───── Entries shown

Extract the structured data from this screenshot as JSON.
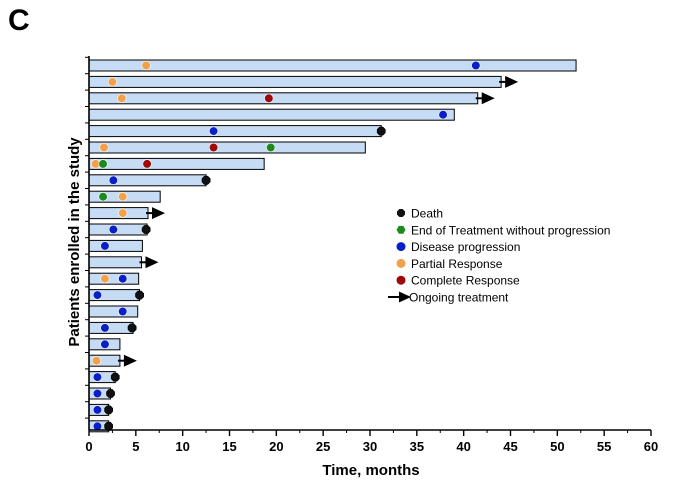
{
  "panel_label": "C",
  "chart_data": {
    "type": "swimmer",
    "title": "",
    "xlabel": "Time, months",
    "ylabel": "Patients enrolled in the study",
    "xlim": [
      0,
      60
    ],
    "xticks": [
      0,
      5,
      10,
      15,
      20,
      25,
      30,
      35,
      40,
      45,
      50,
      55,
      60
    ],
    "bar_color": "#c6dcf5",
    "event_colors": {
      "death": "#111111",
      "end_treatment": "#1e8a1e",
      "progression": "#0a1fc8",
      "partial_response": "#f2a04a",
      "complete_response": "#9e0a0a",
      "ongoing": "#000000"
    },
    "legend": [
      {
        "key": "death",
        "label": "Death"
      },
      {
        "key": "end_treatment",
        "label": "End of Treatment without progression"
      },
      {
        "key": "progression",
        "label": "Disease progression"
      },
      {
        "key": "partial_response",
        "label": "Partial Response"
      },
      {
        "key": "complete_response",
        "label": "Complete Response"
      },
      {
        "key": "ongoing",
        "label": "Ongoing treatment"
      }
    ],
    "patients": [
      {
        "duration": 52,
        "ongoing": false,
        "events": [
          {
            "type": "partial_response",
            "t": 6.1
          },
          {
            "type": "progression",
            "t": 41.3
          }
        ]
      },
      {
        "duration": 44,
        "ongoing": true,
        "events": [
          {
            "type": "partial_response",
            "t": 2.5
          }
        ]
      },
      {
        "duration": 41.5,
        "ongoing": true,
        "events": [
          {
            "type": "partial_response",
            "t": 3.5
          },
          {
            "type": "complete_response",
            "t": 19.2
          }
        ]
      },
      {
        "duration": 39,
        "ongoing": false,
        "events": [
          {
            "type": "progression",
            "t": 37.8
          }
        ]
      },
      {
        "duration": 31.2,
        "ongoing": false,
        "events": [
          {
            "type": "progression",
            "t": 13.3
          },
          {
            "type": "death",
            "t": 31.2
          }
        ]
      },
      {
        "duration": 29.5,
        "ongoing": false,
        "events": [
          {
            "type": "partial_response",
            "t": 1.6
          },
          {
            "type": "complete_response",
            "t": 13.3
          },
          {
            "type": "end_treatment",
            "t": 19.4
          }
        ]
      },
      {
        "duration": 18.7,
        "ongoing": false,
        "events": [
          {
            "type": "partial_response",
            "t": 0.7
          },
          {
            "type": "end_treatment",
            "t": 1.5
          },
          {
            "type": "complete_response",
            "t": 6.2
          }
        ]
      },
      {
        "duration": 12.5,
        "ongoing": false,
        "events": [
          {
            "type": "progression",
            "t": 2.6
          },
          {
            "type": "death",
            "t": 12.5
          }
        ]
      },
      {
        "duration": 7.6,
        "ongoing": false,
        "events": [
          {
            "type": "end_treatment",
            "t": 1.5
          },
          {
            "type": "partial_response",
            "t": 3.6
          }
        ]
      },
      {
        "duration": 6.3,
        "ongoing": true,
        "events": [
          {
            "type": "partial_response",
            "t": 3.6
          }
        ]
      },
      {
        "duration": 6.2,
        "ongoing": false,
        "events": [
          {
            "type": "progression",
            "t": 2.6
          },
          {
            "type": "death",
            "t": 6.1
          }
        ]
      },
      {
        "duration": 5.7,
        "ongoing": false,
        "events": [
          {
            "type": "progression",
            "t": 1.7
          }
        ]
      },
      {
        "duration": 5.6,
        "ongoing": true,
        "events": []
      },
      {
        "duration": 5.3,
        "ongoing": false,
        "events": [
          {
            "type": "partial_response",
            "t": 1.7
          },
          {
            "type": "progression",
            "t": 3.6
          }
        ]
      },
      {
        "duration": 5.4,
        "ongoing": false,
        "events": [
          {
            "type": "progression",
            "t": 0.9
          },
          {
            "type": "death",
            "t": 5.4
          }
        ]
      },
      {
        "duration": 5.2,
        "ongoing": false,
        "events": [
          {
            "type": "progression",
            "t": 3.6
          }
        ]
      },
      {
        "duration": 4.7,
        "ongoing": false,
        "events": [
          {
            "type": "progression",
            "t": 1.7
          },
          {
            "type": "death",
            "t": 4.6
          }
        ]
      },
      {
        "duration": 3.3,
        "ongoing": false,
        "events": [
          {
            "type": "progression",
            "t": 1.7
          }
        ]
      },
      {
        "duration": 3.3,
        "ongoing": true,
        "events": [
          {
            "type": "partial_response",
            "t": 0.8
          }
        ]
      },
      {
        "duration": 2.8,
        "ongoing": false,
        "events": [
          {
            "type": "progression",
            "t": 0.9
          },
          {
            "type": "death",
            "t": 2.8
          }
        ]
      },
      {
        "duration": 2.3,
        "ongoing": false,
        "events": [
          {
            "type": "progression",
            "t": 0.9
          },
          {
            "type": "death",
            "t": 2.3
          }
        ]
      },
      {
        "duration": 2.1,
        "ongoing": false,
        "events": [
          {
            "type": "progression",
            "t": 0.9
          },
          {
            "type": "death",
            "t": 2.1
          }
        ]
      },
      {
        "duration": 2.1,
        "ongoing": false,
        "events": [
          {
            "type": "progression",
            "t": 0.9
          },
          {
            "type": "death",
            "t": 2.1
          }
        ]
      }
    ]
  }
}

──────────
───── Entries shown

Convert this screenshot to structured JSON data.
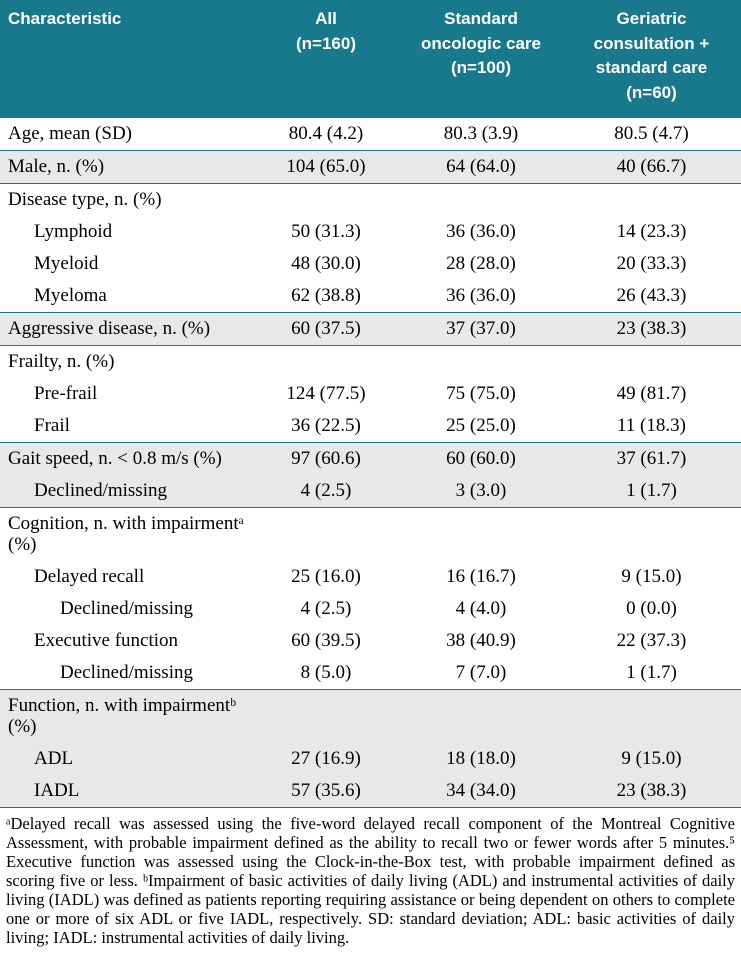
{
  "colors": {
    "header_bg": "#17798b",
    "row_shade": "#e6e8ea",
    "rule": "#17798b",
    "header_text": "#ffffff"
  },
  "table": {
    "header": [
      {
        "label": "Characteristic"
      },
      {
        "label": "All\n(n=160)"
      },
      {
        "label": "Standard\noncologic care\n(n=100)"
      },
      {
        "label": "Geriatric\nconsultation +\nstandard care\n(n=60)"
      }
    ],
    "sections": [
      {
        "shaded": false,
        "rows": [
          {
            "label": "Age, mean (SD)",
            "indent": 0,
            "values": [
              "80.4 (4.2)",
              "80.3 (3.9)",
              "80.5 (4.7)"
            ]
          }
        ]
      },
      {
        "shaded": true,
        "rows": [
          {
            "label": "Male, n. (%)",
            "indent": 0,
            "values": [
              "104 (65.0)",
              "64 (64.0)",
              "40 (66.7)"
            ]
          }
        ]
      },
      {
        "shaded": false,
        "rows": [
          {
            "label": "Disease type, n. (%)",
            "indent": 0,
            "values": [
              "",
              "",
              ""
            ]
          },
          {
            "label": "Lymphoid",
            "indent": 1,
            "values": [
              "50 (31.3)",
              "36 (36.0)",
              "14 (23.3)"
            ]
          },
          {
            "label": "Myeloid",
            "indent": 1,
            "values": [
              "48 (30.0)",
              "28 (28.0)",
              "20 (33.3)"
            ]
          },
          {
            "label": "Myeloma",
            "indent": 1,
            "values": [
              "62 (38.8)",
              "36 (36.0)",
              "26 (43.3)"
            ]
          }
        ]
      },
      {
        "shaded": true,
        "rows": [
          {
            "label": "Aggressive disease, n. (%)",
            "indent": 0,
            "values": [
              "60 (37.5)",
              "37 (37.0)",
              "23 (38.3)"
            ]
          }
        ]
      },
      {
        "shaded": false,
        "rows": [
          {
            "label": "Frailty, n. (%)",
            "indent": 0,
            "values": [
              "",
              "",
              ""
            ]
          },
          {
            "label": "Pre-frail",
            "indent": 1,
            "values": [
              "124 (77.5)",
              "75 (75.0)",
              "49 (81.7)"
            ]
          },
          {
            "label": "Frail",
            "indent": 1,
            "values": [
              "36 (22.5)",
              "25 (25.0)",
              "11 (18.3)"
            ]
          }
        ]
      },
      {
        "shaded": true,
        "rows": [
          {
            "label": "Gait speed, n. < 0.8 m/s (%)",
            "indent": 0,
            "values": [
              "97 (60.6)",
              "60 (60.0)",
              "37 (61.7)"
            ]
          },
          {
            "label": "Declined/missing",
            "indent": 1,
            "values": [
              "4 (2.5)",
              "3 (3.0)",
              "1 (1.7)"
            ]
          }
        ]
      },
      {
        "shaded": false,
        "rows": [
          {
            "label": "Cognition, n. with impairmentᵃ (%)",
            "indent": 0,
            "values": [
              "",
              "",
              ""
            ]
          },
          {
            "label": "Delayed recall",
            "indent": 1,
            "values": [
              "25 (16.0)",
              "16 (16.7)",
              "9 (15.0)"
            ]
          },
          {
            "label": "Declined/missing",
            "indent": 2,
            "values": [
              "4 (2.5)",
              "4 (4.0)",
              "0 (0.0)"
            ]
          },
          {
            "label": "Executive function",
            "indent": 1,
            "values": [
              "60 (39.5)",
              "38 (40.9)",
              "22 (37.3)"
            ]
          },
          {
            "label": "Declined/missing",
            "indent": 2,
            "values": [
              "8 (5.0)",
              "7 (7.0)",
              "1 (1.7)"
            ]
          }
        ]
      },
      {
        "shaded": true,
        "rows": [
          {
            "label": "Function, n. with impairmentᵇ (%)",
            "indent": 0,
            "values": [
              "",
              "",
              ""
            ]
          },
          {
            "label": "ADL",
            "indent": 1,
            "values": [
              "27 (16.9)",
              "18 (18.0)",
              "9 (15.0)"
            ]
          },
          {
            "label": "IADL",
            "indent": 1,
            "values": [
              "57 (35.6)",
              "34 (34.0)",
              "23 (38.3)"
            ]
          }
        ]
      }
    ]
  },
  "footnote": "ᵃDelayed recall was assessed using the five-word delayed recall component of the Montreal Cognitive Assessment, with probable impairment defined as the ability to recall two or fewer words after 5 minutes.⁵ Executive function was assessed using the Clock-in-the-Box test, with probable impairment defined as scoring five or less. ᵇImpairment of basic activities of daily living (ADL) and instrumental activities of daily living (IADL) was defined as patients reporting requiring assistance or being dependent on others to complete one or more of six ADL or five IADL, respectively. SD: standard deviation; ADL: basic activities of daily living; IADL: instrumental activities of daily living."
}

──────────

- [Task details] Whenever the word "this" shows up in a line of the entries above, copy that line.

- [Answer section]
Extract the structured data from this screenshot as JSON.
Convert this screenshot to structured JSON data.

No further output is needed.